● **GIVEN REQUEST**: Filter out everything except lines holding "cortex".

** Begin INFORMATION SHOWN **

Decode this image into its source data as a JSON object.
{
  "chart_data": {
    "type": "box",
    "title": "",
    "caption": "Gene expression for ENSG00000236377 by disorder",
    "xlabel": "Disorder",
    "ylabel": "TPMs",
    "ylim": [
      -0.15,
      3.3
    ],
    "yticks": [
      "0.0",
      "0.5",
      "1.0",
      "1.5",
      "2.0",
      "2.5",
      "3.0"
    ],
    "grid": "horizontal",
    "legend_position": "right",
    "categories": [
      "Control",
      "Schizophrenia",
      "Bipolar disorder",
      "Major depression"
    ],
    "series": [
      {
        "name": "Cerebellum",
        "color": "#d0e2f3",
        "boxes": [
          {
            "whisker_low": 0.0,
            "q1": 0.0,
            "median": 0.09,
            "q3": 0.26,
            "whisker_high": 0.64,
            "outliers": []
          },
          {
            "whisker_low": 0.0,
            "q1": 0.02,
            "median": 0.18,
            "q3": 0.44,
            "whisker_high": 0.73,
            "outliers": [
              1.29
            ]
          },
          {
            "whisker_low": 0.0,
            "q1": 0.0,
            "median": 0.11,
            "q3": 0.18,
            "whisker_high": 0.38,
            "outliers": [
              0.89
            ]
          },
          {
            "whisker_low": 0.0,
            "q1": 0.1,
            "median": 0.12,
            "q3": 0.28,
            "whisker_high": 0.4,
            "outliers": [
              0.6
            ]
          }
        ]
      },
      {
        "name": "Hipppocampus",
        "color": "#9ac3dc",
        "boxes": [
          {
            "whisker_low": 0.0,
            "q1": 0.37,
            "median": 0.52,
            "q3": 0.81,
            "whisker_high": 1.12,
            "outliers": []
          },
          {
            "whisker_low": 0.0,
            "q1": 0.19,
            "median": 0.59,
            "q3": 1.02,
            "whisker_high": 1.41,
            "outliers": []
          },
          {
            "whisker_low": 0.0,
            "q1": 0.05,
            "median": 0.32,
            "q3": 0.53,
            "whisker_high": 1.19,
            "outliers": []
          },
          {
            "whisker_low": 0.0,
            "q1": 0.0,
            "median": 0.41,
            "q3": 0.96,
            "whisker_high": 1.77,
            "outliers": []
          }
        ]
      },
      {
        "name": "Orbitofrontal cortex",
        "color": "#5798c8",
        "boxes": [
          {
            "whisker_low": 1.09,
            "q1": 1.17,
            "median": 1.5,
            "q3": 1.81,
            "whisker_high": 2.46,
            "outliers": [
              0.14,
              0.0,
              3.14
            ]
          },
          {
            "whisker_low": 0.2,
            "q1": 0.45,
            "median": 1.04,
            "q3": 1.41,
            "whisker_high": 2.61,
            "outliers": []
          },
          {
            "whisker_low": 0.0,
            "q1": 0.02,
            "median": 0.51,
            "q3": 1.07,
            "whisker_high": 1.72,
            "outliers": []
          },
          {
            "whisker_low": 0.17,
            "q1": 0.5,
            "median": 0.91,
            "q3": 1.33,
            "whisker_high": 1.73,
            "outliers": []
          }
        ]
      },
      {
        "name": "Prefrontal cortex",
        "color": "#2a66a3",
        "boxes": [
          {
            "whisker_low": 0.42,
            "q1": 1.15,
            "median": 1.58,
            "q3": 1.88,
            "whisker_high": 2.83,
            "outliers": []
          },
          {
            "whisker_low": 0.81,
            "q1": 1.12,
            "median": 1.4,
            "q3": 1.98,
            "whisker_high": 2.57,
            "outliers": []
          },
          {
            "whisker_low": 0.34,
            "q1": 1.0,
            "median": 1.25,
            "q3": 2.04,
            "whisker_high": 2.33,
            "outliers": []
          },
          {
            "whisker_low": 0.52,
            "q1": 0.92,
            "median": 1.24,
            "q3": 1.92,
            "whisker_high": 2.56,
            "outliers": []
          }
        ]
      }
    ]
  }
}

** End INFORMATION SHOWN **

● **THE REPLY**:
        "name": "Orbitofrontal cortex",
        "name": "Prefrontal cortex",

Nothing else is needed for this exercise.